======== Excerpted data

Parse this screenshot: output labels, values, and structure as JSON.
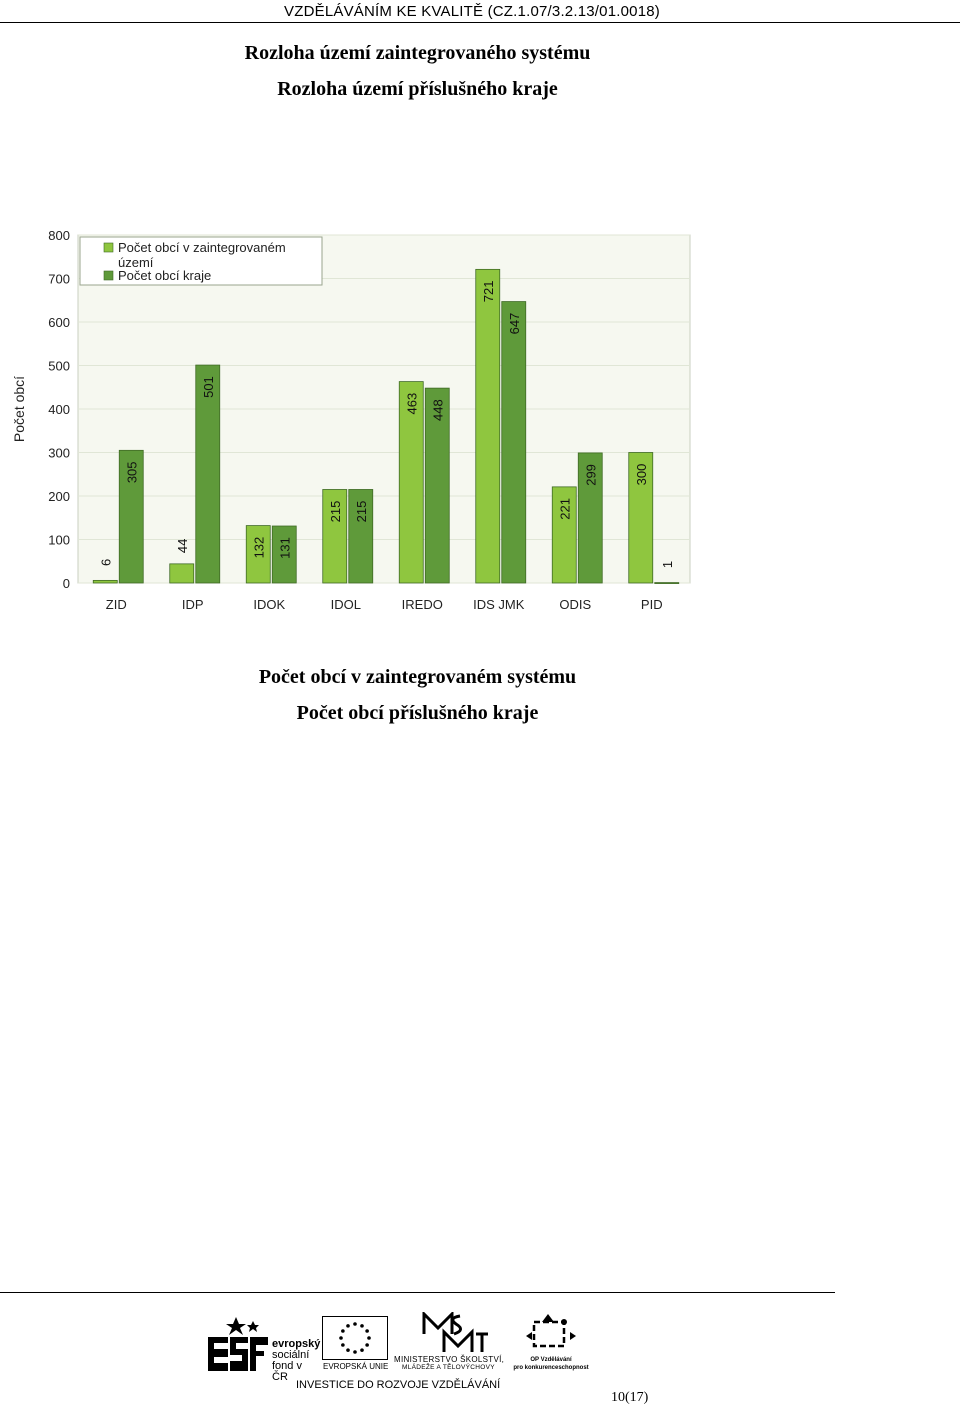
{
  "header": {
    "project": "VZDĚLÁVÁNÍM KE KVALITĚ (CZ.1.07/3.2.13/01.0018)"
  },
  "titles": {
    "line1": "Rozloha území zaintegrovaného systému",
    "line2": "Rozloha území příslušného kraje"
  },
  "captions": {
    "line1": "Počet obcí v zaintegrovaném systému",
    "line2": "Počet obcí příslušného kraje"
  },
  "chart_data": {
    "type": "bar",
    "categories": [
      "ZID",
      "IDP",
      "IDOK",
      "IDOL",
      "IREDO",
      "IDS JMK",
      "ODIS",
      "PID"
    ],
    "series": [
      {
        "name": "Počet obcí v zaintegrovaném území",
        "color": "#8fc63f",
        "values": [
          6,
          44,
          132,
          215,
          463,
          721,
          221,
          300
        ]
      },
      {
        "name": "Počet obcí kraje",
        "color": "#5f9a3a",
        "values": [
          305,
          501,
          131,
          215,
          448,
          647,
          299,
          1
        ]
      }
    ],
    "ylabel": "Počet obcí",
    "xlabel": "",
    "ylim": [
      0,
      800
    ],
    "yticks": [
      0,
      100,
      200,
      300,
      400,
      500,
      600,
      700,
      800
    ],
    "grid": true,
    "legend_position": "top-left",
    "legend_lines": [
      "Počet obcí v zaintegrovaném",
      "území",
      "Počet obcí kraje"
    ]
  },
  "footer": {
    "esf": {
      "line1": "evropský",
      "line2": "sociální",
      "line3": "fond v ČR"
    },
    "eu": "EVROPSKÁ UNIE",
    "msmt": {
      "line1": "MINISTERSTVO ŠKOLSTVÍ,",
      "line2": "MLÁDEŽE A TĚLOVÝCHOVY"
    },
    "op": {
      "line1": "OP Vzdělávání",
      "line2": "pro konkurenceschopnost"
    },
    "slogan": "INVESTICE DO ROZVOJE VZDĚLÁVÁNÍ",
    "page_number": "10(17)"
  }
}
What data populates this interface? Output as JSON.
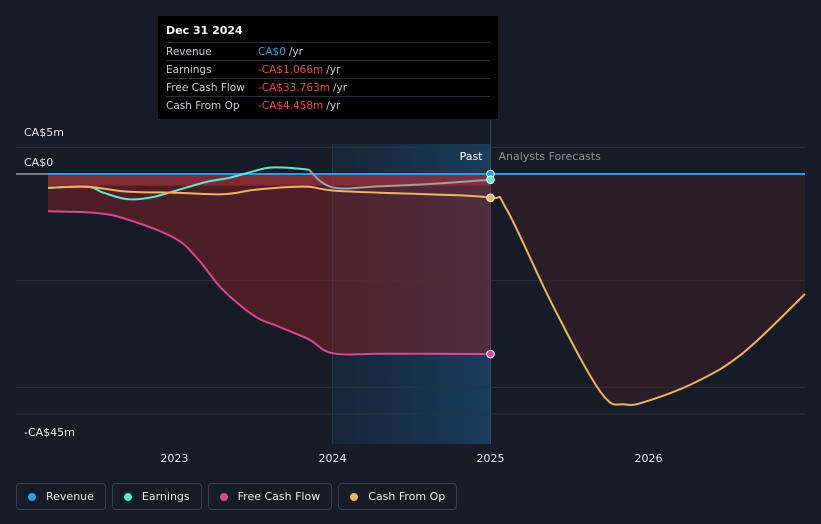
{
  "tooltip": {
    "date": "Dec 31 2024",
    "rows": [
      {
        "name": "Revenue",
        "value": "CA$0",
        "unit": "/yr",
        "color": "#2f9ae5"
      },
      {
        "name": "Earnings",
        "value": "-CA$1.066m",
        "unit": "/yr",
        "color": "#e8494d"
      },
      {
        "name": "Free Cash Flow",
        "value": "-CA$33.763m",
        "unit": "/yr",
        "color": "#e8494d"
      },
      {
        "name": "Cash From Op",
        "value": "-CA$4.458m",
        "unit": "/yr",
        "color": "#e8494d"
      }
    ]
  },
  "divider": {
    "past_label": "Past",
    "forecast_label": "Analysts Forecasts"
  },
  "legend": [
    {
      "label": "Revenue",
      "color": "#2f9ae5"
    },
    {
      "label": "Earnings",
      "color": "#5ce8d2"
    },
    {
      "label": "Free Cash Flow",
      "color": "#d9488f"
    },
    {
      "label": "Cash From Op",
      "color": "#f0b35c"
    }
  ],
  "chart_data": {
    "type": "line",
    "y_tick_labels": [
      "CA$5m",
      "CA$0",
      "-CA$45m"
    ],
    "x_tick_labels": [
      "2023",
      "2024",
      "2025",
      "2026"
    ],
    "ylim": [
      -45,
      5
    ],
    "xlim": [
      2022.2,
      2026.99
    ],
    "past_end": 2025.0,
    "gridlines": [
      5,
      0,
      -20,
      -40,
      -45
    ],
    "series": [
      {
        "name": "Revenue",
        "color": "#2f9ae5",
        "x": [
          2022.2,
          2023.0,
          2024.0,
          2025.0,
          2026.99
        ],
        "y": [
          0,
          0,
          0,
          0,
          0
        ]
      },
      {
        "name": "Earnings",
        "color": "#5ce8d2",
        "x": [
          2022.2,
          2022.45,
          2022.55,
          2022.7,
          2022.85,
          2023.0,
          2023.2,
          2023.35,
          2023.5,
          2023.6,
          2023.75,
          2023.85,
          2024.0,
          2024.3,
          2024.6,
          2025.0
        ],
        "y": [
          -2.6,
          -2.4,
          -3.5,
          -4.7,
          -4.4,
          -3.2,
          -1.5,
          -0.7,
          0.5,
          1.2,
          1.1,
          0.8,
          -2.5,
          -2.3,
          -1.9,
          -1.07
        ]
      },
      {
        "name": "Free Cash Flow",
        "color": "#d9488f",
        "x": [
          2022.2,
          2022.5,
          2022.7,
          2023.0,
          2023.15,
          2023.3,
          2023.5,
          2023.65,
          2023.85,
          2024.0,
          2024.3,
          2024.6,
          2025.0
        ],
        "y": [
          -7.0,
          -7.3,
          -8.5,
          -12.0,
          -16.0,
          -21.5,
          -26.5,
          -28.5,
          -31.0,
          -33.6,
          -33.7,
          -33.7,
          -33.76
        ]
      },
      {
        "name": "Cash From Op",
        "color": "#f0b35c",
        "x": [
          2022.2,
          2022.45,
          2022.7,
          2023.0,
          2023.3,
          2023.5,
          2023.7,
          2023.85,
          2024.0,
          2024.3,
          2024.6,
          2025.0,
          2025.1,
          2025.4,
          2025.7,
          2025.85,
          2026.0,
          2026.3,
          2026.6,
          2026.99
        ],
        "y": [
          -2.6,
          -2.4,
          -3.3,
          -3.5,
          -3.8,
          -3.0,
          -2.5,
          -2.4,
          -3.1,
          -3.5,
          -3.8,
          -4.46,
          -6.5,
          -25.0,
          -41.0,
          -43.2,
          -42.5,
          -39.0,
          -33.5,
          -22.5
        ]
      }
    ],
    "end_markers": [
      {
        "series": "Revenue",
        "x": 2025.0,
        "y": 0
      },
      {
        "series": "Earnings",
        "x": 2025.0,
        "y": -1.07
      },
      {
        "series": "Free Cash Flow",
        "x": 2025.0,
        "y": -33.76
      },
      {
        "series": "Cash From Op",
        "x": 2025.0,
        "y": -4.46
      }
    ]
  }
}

================

Every line of the data above should be quoted exactly. Omit the pictures.

Parse this screenshot: output labels, values, and structure as JSON.
{
  "header": {
    "project": "VZDĚLÁVÁNÍM KE KVALITĚ (CZ.1.07/3.2.13/01.0018)"
  },
  "titles": {
    "line1": "Rozloha území zaintegrovaného systému",
    "line2": "Rozloha území příslušného kraje"
  },
  "captions": {
    "line1": "Počet obcí v zaintegrovaném systému",
    "line2": "Počet obcí příslušného kraje"
  },
  "chart_data": {
    "type": "bar",
    "categories": [
      "ZID",
      "IDP",
      "IDOK",
      "IDOL",
      "IREDO",
      "IDS JMK",
      "ODIS",
      "PID"
    ],
    "series": [
      {
        "name": "Počet obcí v zaintegrovaném území",
        "color": "#8fc63f",
        "values": [
          6,
          44,
          132,
          215,
          463,
          721,
          221,
          300
        ]
      },
      {
        "name": "Počet obcí kraje",
        "color": "#5f9a3a",
        "values": [
          305,
          501,
          131,
          215,
          448,
          647,
          299,
          1
        ]
      }
    ],
    "ylabel": "Počet obcí",
    "xlabel": "",
    "ylim": [
      0,
      800
    ],
    "yticks": [
      0,
      100,
      200,
      300,
      400,
      500,
      600,
      700,
      800
    ],
    "grid": true,
    "legend_position": "top-left",
    "legend_lines": [
      "Počet obcí v zaintegrovaném",
      "území",
      "Počet obcí kraje"
    ]
  },
  "footer": {
    "esf": {
      "line1": "evropský",
      "line2": "sociální",
      "line3": "fond v ČR"
    },
    "eu": "EVROPSKÁ UNIE",
    "msmt": {
      "line1": "MINISTERSTVO ŠKOLSTVÍ,",
      "line2": "MLÁDEŽE A TĚLOVÝCHOVY"
    },
    "op": {
      "line1": "OP Vzdělávání",
      "line2": "pro konkurenceschopnost"
    },
    "slogan": "INVESTICE DO ROZVOJE VZDĚLÁVÁNÍ",
    "page_number": "10(17)"
  }
}
What data populates this interface? Output as JSON.
{
  "tooltip": {
    "date": "Dec 31 2024",
    "rows": [
      {
        "name": "Revenue",
        "value": "CA$0",
        "unit": "/yr",
        "color": "#2f9ae5"
      },
      {
        "name": "Earnings",
        "value": "-CA$1.066m",
        "unit": "/yr",
        "color": "#e8494d"
      },
      {
        "name": "Free Cash Flow",
        "value": "-CA$33.763m",
        "unit": "/yr",
        "color": "#e8494d"
      },
      {
        "name": "Cash From Op",
        "value": "-CA$4.458m",
        "unit": "/yr",
        "color": "#e8494d"
      }
    ]
  },
  "divider": {
    "past_label": "Past",
    "forecast_label": "Analysts Forecasts"
  },
  "legend": [
    {
      "label": "Revenue",
      "color": "#2f9ae5"
    },
    {
      "label": "Earnings",
      "color": "#5ce8d2"
    },
    {
      "label": "Free Cash Flow",
      "color": "#d9488f"
    },
    {
      "label": "Cash From Op",
      "color": "#f0b35c"
    }
  ],
  "chart_data": {
    "type": "line",
    "y_tick_labels": [
      "CA$5m",
      "CA$0",
      "-CA$45m"
    ],
    "x_tick_labels": [
      "2023",
      "2024",
      "2025",
      "2026"
    ],
    "ylim": [
      -45,
      5
    ],
    "xlim": [
      2022.2,
      2026.99
    ],
    "past_end": 2025.0,
    "gridlines": [
      5,
      0,
      -20,
      -40,
      -45
    ],
    "series": [
      {
        "name": "Revenue",
        "color": "#2f9ae5",
        "x": [
          2022.2,
          2023.0,
          2024.0,
          2025.0,
          2026.99
        ],
        "y": [
          0,
          0,
          0,
          0,
          0
        ]
      },
      {
        "name": "Earnings",
        "color": "#5ce8d2",
        "x": [
          2022.2,
          2022.45,
          2022.55,
          2022.7,
          2022.85,
          2023.0,
          2023.2,
          2023.35,
          2023.5,
          2023.6,
          2023.75,
          2023.85,
          2024.0,
          2024.3,
          2024.6,
          2025.0
        ],
        "y": [
          -2.6,
          -2.4,
          -3.5,
          -4.7,
          -4.4,
          -3.2,
          -1.5,
          -0.7,
          0.5,
          1.2,
          1.1,
          0.8,
          -2.5,
          -2.3,
          -1.9,
          -1.07
        ]
      },
      {
        "name": "Free Cash Flow",
        "color": "#d9488f",
        "x": [
          2022.2,
          2022.5,
          2022.7,
          2023.0,
          2023.15,
          2023.3,
          2023.5,
          2023.65,
          2023.85,
          2024.0,
          2024.3,
          2024.6,
          2025.0
        ],
        "y": [
          -7.0,
          -7.3,
          -8.5,
          -12.0,
          -16.0,
          -21.5,
          -26.5,
          -28.5,
          -31.0,
          -33.6,
          -33.7,
          -33.7,
          -33.76
        ]
      },
      {
        "name": "Cash From Op",
        "color": "#f0b35c",
        "x": [
          2022.2,
          2022.45,
          2022.7,
          2023.0,
          2023.3,
          2023.5,
          2023.7,
          2023.85,
          2024.0,
          2024.3,
          2024.6,
          2025.0,
          2025.1,
          2025.4,
          2025.7,
          2025.85,
          2026.0,
          2026.3,
          2026.6,
          2026.99
        ],
        "y": [
          -2.6,
          -2.4,
          -3.3,
          -3.5,
          -3.8,
          -3.0,
          -2.5,
          -2.4,
          -3.1,
          -3.5,
          -3.8,
          -4.46,
          -6.5,
          -25.0,
          -41.0,
          -43.2,
          -42.5,
          -39.0,
          -33.5,
          -22.5
        ]
      }
    ],
    "end_markers": [
      {
        "series": "Revenue",
        "x": 2025.0,
        "y": 0
      },
      {
        "series": "Earnings",
        "x": 2025.0,
        "y": -1.07
      },
      {
        "series": "Free Cash Flow",
        "x": 2025.0,
        "y": -33.76
      },
      {
        "series": "Cash From Op",
        "x": 2025.0,
        "y": -4.46
      }
    ]
  }
}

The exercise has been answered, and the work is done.